Retype all of the data exactly as given.
[START STORED ROWS]
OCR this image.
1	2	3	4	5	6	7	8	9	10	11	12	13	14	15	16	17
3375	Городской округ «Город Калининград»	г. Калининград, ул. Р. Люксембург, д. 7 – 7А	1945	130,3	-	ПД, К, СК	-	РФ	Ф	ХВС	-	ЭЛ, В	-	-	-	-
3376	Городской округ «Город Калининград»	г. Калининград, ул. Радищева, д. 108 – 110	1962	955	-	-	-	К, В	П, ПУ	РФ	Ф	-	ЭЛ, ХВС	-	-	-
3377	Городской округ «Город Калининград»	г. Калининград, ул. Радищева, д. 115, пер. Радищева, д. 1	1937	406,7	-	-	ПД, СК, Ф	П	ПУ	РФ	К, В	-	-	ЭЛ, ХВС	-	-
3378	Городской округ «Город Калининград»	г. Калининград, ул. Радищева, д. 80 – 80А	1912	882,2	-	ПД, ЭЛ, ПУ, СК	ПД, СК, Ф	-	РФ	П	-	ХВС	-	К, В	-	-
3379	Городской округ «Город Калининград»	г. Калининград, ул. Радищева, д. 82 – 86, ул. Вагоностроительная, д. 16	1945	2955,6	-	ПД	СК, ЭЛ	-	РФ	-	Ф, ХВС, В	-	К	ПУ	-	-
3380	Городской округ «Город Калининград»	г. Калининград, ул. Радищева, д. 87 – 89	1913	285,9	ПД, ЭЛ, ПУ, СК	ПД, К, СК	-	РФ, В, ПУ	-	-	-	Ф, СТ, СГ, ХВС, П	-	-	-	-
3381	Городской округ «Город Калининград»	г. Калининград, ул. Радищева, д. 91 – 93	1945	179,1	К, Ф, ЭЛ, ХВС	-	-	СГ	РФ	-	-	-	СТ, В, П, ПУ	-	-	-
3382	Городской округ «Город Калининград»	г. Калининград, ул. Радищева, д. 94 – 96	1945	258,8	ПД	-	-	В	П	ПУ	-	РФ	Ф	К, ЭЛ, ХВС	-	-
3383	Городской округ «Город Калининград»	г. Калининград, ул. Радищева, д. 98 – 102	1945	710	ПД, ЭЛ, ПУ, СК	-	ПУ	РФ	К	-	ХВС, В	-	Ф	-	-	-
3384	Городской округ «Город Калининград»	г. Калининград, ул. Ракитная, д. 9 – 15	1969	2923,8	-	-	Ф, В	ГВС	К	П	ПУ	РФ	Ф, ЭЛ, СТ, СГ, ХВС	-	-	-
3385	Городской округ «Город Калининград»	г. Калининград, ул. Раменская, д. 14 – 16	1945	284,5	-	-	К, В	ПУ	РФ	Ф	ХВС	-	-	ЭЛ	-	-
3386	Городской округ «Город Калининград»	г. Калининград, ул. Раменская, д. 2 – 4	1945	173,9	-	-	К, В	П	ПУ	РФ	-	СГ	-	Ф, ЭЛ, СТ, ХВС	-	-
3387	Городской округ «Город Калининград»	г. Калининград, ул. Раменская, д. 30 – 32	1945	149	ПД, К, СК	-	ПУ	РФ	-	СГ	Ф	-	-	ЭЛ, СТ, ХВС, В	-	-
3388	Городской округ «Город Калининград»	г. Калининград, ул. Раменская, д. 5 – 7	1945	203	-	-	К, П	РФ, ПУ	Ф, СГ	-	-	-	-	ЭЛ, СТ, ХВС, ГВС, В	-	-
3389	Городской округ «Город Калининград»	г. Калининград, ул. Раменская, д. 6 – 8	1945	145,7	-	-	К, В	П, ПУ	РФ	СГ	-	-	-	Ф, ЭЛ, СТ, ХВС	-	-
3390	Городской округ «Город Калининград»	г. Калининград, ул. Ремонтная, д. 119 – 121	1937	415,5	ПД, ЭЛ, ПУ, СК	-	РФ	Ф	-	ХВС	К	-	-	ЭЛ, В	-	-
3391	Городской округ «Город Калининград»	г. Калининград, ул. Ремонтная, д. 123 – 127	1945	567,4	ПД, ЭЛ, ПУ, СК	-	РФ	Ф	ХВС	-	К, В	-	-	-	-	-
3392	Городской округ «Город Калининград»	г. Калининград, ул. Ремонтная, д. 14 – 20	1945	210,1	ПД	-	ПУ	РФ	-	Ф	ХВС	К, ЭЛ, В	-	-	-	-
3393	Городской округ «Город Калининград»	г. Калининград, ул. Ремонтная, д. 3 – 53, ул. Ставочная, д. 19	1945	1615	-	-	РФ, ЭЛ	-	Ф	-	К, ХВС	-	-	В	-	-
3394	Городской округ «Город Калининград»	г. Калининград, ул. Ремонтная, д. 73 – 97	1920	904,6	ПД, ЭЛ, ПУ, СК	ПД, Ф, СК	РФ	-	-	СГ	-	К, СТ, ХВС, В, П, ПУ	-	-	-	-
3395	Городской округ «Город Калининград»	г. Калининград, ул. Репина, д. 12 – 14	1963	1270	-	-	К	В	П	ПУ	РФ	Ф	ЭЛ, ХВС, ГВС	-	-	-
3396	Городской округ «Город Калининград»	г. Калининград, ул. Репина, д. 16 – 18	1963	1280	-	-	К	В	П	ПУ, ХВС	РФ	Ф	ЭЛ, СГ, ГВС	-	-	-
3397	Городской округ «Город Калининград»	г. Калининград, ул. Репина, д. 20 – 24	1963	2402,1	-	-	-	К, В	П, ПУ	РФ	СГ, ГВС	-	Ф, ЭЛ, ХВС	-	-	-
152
[END STORED ROWS]
#### EXERCISE ANSWER:
OCR this image.
1	2	3	4	5	6	7	8	9	10	11	12	13	14	15	16	17
3375	Городской округ «Город Калининград»	г. Калининград, ул. Р. Люксембург, д. 7 – 7А	1945	130,3	-	ПД, К, СК	-	РФ	Ф	ХВС	-	ЭЛ, В	-	-	-	-
3376	Городской округ «Город Калининград»	г. Калининград, ул. Радищева, д. 108 – 110	1962	955	-	-	-	К, В	П, ПУ	РФ	Ф	-	ЭЛ, ХВС	-	-	-
3377	Городской округ «Город Калининград»	г. Калининград, ул. Радищева, д. 115, пер. Радищева, д. 1	1937	406,7	-	-	ПД, СК, Ф	П	ПУ	РФ	К, В	-	-	ЭЛ, ХВС	-	-
3378	Городской округ «Город Калининград»	г. Калининград, ул. Радищева, д. 80 – 80А	1912	882,2	-	ПД, ЭЛ, ПУ, СК	ПД, СК, Ф	-	РФ	П	-	ХВС	-	К, В	-	-
3379	Городской округ «Город Калининград»	г. Калининград, ул. Радищева, д. 82 – 86, ул. Вагоностроительная, д. 16	1945	2955,6	-	ПД	СК, ЭЛ	-	РФ	-	Ф, ХВС, В	-	К	ПУ	-	-
3380	Городской округ «Город Калининград»	г. Калининград, ул. Радищева, д. 87 – 89	1913	285,9	ПД, ЭЛ, ПУ, СК	ПД, К, СК	-	РФ, В, ПУ	-	-	-	Ф, СТ, СГ, ХВС, П	-	-	-	-
3381	Городской округ «Город Калининград»	г. Калининград, ул. Радищева, д. 91 – 93	1945	179,1	К, Ф, ЭЛ, ХВС	-	-	СГ	РФ	-	-	-	СТ, В, П, ПУ	-	-	-
3382	Городской округ «Город Калининград»	г. Калининград, ул. Радищева, д. 94 – 96	1945	258,8	ПД	-	-	В	П	ПУ	-	РФ	Ф	К, ЭЛ, ХВС	-	-
3383	Городской округ «Город Калининград»	г. Калининград, ул. Радищева, д. 98 – 102	1945	710	ПД, ЭЛ, ПУ, СК	-	ПУ	РФ	К	-	ХВС, В	-	Ф	-	-	-
3384	Городской округ «Город Калининград»	г. Калининград, ул. Ракитная, д. 9 – 15	1969	2923,8	-	-	Ф, В	ГВС	К	П	ПУ	РФ	Ф, ЭЛ, СТ, СГ, ХВС	-	-	-
3385	Городской округ «Город Калининград»	г. Калининград, ул. Раменская, д. 14 – 16	1945	284,5	-	-	К, В	ПУ	РФ	Ф	ХВС	-	-	ЭЛ	-	-
3386	Городской округ «Город Калининград»	г. Калининград, ул. Раменская, д. 2 – 4	1945	173,9	-	-	К, В	П	ПУ	РФ	-	СГ	-	Ф, ЭЛ, СТ, ХВС	-	-
3387	Городской округ «Город Калининград»	г. Калининград, ул. Раменская, д. 30 – 32	1945	149	ПД, К, СК	-	ПУ	РФ	-	СГ	Ф	-	-	ЭЛ, СТ, ХВС, В	-	-
3388	Городской округ «Город Калининград»	г. Калининград, ул. Раменская, д. 5 – 7	1945	203	-	-	К, П	РФ, ПУ	Ф, СГ	-	-	-	-	ЭЛ, СТ, ХВС, ГВС, В	-	-
3389	Городской округ «Город Калининград»	г. Калининград, ул. Раменская, д. 6 – 8	1945	145,7	-	-	К, В	П, ПУ	РФ	СГ	-	-	-	Ф, ЭЛ, СТ, ХВС	-	-
3390	Городской округ «Город Калининград»	г. Калининград, ул. Ремонтная, д. 119 – 121	1937	415,5	ПД, ЭЛ, ПУ, СК	-	РФ	Ф	-	ХВС	К	-	-	ЭЛ, В	-	-
3391	Городской округ «Город Калининград»	г. Калининград, ул. Ремонтная, д. 123 – 127	1945	567,4	ПД, ЭЛ, ПУ, СК	-	РФ	Ф	ХВС	-	К, В	-	-	-	-	-
3392	Городской округ «Город Калининград»	г. Калининград, ул. Ремонтная, д. 14 – 20	1945	210,1	ПД	-	ПУ	РФ	-	Ф	ХВС	К, ЭЛ, В	-	-	-	-
3393	Городской округ «Город Калининград»	г. Калининград, ул. Ремонтная, д. 3 – 53, ул. Ставочная, д. 19	1945	1615	-	-	РФ, ЭЛ	-	Ф	-	К, ХВС	-	-	В	-	-
3394	Городской округ «Город Калининград»	г. Калининград, ул. Ремонтная, д. 73 – 97	1920	904,6	ПД, ЭЛ, ПУ, СК	ПД, Ф, СК	РФ	-	-	СГ	-	К, СТ, ХВС, В, П, ПУ	-	-	-	-
3395	Городской округ «Город Калининград»	г. Калининград, ул. Репина, д. 12 – 14	1963	1270	-	-	К	В	П	ПУ	РФ	Ф	ЭЛ, ХВС, ГВС	-	-	-
3396	Городской округ «Город Калининград»	г. Калининград, ул. Репина, д. 16 – 18	1963	1280	-	-	К	В	П	ПУ, ХВС	РФ	Ф	ЭЛ, СГ, ГВС	-	-	-
3397	Городской округ «Город Калининград»	г. Калининград, ул. Репина, д. 20 – 24	1963	2402,1	-	-	-	К, В	П, ПУ	РФ	СГ, ГВС	-	Ф, ЭЛ, ХВС	-	-	-
152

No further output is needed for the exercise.